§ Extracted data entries

┄┄┄┄┄┄┄┄┄┄

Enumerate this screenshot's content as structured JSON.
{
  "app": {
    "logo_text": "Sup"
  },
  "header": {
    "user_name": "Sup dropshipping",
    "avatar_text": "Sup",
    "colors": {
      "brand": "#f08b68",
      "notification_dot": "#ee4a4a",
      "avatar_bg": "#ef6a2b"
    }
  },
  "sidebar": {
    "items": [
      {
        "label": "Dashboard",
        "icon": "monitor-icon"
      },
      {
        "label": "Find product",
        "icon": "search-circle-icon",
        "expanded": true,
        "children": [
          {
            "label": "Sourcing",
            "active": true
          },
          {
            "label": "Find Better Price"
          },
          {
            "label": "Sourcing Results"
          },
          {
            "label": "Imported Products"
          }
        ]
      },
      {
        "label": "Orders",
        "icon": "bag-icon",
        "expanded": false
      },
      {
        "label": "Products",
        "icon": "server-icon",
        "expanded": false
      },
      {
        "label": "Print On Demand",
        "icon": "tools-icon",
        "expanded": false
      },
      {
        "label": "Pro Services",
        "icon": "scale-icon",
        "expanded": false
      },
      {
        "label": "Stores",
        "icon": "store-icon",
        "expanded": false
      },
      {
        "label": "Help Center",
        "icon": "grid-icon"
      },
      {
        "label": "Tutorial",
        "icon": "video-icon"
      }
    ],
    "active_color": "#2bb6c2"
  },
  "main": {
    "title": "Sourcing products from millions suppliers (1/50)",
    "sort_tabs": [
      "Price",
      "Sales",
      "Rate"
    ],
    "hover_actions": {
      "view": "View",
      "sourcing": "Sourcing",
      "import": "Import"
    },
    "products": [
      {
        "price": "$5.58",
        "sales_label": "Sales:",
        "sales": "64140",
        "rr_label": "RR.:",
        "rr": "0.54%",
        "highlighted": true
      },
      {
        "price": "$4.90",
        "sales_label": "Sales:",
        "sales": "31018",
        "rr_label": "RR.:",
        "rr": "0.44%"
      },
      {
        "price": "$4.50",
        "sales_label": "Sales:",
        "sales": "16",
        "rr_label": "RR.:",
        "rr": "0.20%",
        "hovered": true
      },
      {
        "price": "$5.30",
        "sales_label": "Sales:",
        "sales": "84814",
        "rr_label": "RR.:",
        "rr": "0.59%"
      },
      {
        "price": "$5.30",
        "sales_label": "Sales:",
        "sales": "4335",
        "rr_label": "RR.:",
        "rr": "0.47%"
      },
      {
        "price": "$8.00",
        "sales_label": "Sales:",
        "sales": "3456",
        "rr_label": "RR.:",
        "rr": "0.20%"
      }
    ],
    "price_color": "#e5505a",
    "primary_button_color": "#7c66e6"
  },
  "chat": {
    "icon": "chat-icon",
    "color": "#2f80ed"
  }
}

┄┄┄┄┄┄┄┄┄┄

Whichever lines contain the string "Sourcing", select and copy them.

§ Exercise answer
            "label": "Sourcing",
            "label": "Sourcing Results"
    "title": "Sourcing products from millions suppliers (1/50)",
      "sourcing": "Sourcing",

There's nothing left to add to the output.